▶ Records shown:
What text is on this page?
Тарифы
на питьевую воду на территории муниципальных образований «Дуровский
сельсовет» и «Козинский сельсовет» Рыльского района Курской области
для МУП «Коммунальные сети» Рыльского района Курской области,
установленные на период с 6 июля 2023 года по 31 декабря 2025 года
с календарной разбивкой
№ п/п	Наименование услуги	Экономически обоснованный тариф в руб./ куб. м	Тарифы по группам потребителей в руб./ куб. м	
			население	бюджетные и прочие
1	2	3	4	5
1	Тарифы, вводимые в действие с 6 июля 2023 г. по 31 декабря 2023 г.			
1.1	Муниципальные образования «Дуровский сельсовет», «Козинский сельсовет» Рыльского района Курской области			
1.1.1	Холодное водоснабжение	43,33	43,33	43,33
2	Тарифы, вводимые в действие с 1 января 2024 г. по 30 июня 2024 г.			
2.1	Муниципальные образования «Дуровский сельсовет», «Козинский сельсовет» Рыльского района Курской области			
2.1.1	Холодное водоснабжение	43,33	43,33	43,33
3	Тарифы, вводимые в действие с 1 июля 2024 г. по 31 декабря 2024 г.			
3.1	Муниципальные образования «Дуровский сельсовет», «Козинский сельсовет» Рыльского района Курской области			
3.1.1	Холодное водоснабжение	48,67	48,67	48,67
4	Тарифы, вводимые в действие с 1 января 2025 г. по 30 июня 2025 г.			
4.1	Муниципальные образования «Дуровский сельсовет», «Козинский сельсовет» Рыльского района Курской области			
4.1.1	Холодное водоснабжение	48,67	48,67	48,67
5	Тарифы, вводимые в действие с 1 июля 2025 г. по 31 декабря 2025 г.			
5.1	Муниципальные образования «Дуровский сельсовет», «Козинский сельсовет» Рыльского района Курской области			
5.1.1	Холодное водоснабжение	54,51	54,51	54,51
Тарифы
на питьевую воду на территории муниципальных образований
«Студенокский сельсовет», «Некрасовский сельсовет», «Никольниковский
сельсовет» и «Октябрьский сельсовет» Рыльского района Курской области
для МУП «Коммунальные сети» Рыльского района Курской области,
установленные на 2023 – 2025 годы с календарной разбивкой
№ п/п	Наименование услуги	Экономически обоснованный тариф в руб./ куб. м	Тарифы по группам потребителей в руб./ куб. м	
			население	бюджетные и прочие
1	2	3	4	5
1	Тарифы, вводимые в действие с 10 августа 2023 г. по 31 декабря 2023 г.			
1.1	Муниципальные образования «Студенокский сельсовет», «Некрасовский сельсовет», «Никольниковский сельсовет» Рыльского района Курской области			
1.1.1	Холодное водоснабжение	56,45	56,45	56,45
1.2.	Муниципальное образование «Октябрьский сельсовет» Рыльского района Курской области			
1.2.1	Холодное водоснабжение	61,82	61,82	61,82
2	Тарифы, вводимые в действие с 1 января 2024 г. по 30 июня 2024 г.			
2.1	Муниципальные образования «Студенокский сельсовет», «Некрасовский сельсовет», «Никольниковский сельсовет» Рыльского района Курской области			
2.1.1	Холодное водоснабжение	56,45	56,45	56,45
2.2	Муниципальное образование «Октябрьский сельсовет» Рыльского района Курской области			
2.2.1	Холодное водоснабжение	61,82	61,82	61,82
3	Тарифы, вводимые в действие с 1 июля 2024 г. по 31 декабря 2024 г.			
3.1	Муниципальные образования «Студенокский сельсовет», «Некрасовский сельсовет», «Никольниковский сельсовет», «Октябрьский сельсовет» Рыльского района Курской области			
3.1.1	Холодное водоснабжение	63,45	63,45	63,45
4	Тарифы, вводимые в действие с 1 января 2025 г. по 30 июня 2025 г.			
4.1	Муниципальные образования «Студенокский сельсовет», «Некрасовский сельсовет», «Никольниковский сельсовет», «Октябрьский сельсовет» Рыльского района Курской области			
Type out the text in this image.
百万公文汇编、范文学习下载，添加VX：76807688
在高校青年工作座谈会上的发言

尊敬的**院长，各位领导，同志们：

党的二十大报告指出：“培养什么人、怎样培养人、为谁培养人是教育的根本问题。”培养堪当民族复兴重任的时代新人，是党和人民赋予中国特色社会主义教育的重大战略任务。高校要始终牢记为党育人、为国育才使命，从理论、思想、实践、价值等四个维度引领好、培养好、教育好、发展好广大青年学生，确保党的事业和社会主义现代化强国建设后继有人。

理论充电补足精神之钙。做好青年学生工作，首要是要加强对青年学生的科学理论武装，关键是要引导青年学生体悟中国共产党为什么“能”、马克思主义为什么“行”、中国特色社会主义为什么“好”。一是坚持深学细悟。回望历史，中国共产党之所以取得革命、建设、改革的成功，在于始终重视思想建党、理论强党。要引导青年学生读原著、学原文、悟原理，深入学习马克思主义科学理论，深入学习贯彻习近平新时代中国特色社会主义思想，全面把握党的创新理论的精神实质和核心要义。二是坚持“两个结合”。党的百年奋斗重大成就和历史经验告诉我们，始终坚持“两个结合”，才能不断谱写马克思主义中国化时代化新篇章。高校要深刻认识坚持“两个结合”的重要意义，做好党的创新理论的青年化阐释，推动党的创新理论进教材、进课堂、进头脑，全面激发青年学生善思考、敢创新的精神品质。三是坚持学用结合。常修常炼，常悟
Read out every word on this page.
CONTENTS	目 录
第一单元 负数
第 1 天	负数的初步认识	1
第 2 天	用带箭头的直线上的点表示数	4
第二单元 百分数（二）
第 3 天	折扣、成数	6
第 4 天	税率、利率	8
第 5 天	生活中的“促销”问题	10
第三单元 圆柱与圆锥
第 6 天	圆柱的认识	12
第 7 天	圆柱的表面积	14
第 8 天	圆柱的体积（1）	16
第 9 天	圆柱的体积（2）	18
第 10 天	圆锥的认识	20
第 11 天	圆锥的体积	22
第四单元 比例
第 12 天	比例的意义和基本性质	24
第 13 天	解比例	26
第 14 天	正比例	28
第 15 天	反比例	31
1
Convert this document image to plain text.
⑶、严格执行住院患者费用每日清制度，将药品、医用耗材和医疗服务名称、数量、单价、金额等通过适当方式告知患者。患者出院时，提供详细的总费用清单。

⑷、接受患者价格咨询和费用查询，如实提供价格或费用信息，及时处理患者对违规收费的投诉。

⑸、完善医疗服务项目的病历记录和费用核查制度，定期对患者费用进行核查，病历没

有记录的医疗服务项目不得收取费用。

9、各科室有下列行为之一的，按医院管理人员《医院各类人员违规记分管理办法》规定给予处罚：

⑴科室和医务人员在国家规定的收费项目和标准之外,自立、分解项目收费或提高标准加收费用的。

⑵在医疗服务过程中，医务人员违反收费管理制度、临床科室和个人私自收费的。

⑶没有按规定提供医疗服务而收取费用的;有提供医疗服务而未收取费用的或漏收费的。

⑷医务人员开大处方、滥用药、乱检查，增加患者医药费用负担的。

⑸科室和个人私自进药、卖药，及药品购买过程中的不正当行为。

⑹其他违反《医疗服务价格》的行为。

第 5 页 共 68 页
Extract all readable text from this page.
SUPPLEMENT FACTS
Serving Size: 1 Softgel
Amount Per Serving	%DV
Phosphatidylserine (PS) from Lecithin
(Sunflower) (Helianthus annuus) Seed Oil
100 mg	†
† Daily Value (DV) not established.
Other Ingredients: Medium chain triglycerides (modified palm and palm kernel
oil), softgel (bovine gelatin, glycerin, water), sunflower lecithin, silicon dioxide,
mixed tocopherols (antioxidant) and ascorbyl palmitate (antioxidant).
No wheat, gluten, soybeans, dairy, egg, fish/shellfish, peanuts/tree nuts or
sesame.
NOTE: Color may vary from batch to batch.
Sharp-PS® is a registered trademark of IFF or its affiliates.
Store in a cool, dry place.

▶ Requirement: Search the lines for the string "образований" and copy every line that has it.

▶ Exercise response:
на питьевую воду на территории муниципальных образований «Дуровский
на питьевую воду на территории муниципальных образований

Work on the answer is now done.